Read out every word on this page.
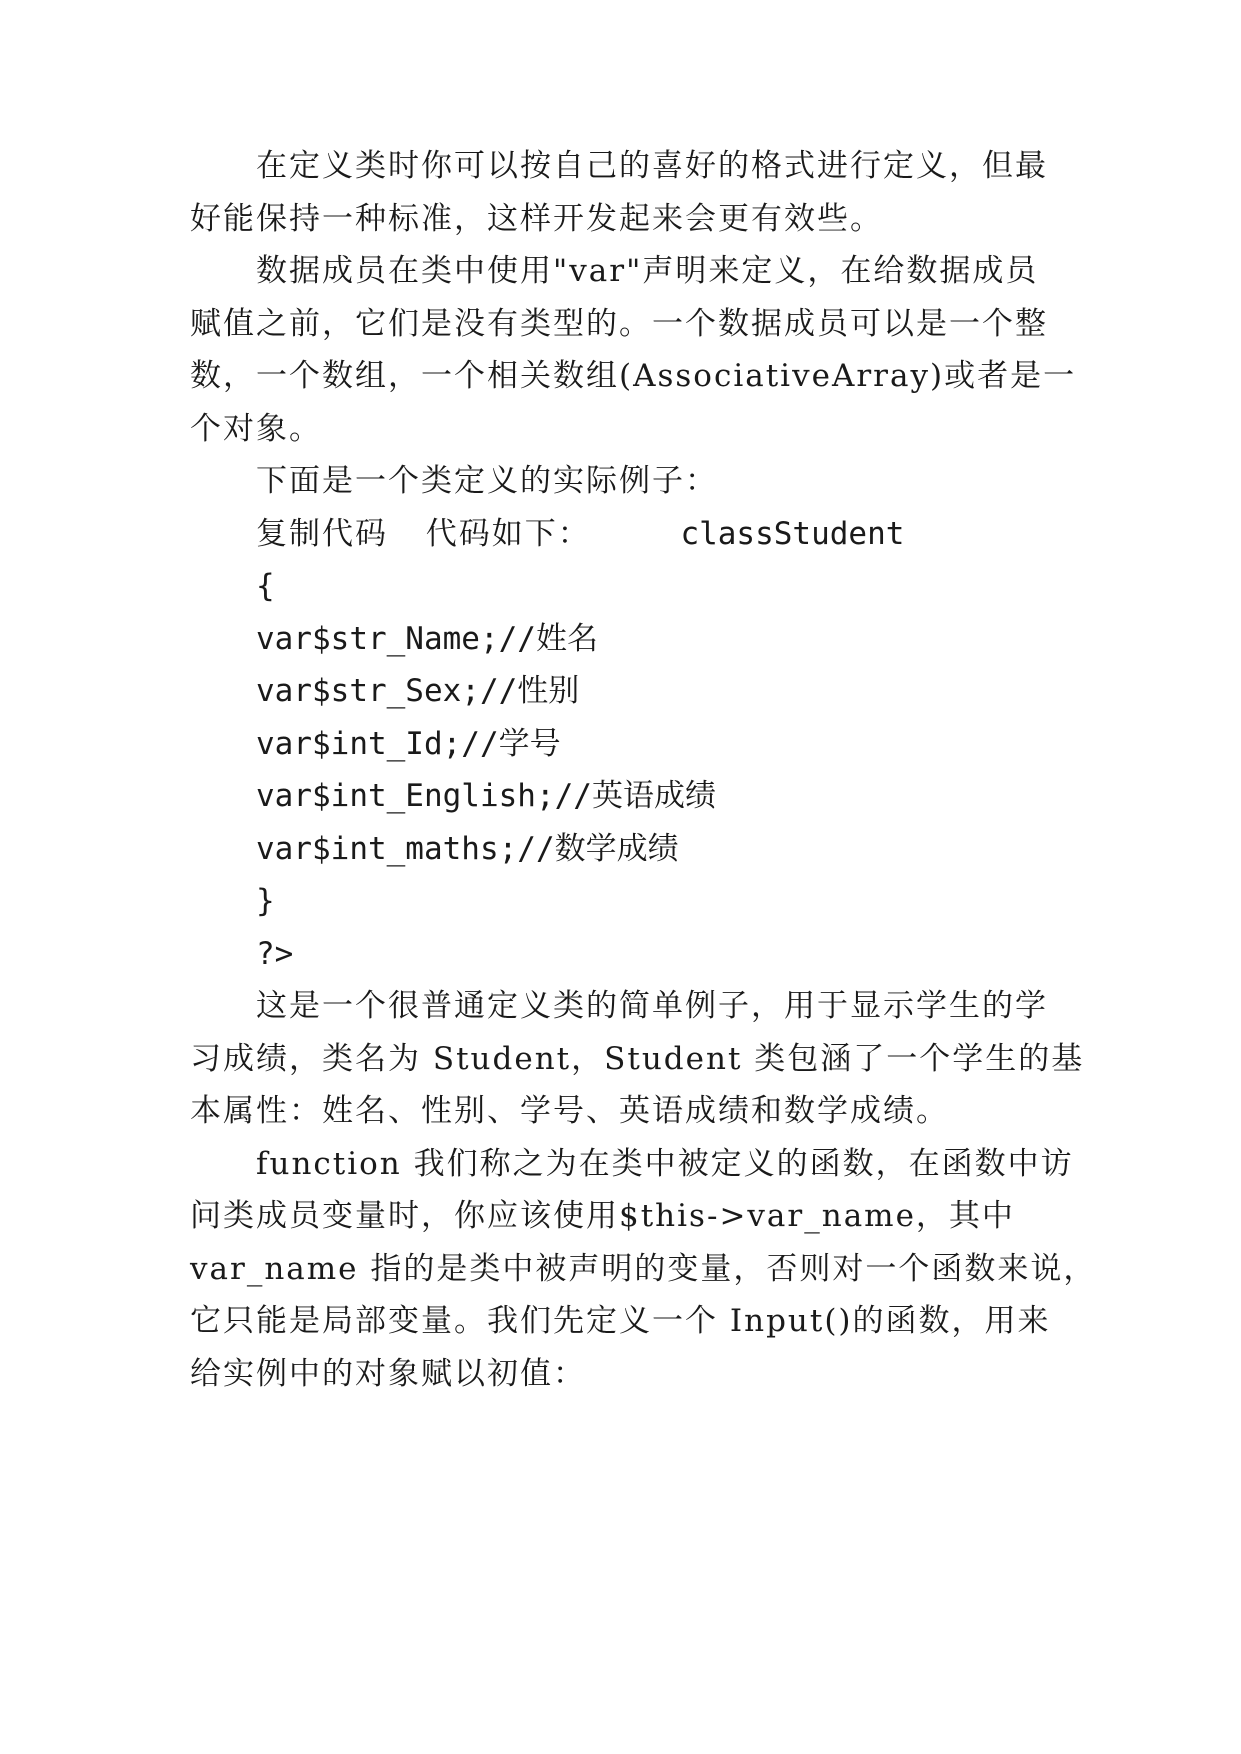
在定义类时你可以按自己的喜好的格式进行定义，但最
好能保持一种标准，这样开发起来会更有效些。
数据成员在类中使用"var"声明来定义，在给数据成员
赋值之前，它们是没有类型的。一个数据成员可以是一个整
数，一个数组，一个相关数组(AssociativeArray)或者是一
个对象。
下面是一个类定义的实际例子：
复制代码 代码如下：	classStudent
{
var$str_Name;//姓名
var$str_Sex;//性别
var$int_Id;//学号
var$int_English;//英语成绩
var$int_maths;//数学成绩
}
?>
这是一个很普通定义类的简单例子，用于显示学生的学
习成绩，类名为 Student，Student 类包涵了一个学生的基
本属性：姓名、性别、学号、英语成绩和数学成绩。
function 我们称之为在类中被定义的函数，在函数中访
问类成员变量时，你应该使用$this->var_name，其中
var_name 指的是类中被声明的变量，否则对一个函数来说，
它只能是局部变量。我们先定义一个 Input()的函数，用来
给实例中的对象赋以初值：
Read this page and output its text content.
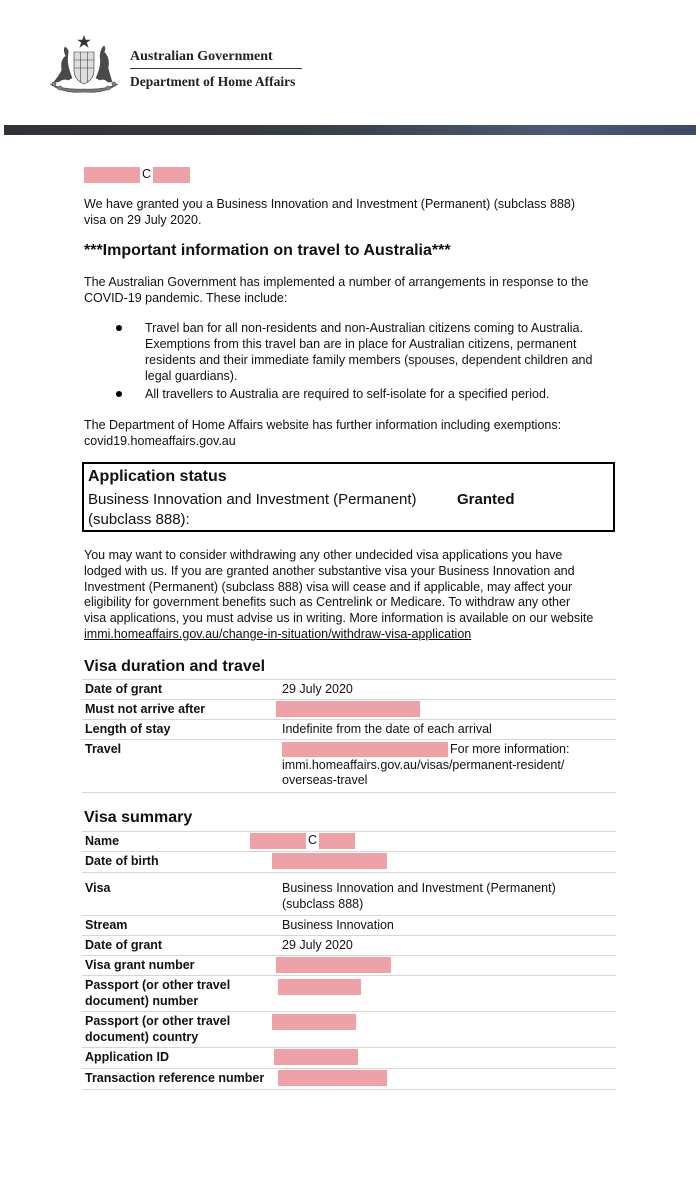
Australian Government
Department of Home Affairs
C
We have granted you a Business Innovation and Investment (Permanent) (subclass 888)
visa on 29 July 2020.
***Important information on travel to Australia***
The Australian Government has implemented a number of arrangements in response to the
COVID-19 pandemic. These include:
Travel ban for all non-residents and non-Australian citizens coming to Australia.
Exemptions from this travel ban are in place for Australian citizens, permanent
residents and their immediate family members (spouses, dependent children and
legal guardians).
All travellers to Australia are required to self-isolate for a specified period.
The Department of Home Affairs website has further information including exemptions:
covid19.homeaffairs.gov.au
Application status
Business Innovation and Investment (Permanent)
(subclass 888):
Granted
You may want to consider withdrawing any other undecided visa applications you have
lodged with us. If you are granted another substantive visa your Business Innovation and
Investment (Permanent) (subclass 888) visa will cease and if applicable, may affect your
eligibility for government benefits such as Centrelink or Medicare. To withdraw any other
visa applications, you must advise us in writing. More information is available on our website
immi.homeaffairs.gov.au/change-in-situation/withdraw-visa-application
Visa duration and travel
Date of grant	29 July 2020
Must not arrive after
Length of stay	Indefinite from the date of each arrival
Travel	For more information:
immi.homeaffairs.gov.au/visas/permanent-resident/
overseas-travel
Visa summary
Name	C
Date of birth
Visa	Business Innovation and Investment (Permanent)
(subclass 888)
Stream	Business Innovation
Date of grant	29 July 2020
Visa grant number
Passport (or other travel
document) number
Passport (or other travel
document) country
Application ID
Transaction reference number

TASK TO CARRY OUT: Every line is to be duplicated exactly, though pictures stay out.

ANSWER:
Read out every word on this page.
在定义类时你可以按自己的喜好的格式进行定义，但最
好能保持一种标准，这样开发起来会更有效些。
数据成员在类中使用"var"声明来定义，在给数据成员
赋值之前，它们是没有类型的。一个数据成员可以是一个整
数，一个数组，一个相关数组(AssociativeArray)或者是一
个对象。
下面是一个类定义的实际例子：
复制代码 代码如下：	classStudent
{
var$str_Name;//姓名
var$str_Sex;//性别
var$int_Id;//学号
var$int_English;//英语成绩
var$int_maths;//数学成绩
}
?>
这是一个很普通定义类的简单例子，用于显示学生的学
习成绩，类名为 Student，Student 类包涵了一个学生的基
本属性：姓名、性别、学号、英语成绩和数学成绩。
function 我们称之为在类中被定义的函数，在函数中访
问类成员变量时，你应该使用$this->var_name，其中
var_name 指的是类中被声明的变量，否则对一个函数来说，
它只能是局部变量。我们先定义一个 Input()的函数，用来
给实例中的对象赋以初值：
Read this page and output its text content.
Australian Government
Department of Home Affairs
C
We have granted you a Business Innovation and Investment (Permanent) (subclass 888)
visa on 29 July 2020.
***Important information on travel to Australia***
The Australian Government has implemented a number of arrangements in response to the
COVID-19 pandemic. These include:
Travel ban for all non-residents and non-Australian citizens coming to Australia.
Exemptions from this travel ban are in place for Australian citizens, permanent
residents and their immediate family members (spouses, dependent children and
legal guardians).
All travellers to Australia are required to self-isolate for a specified period.
The Department of Home Affairs website has further information including exemptions:
covid19.homeaffairs.gov.au
Application status
Business Innovation and Investment (Permanent)
(subclass 888):
Granted
You may want to consider withdrawing any other undecided visa applications you have
lodged with us. If you are granted another substantive visa your Business Innovation and
Investment (Permanent) (subclass 888) visa will cease and if applicable, may affect your
eligibility for government benefits such as Centrelink or Medicare. To withdraw any other
visa applications, you must advise us in writing. More information is available on our website
immi.homeaffairs.gov.au/change-in-situation/withdraw-visa-application
Visa duration and travel
Date of grant	29 July 2020
Must not arrive after
Length of stay	Indefinite from the date of each arrival
Travel	For more information:
immi.homeaffairs.gov.au/visas/permanent-resident/
overseas-travel
Visa summary
Name	C
Date of birth
Visa	Business Innovation and Investment (Permanent)
(subclass 888)
Stream	Business Innovation
Date of grant	29 July 2020
Visa grant number
Passport (or other travel
document) number
Passport (or other travel
document) country
Application ID
Transaction reference number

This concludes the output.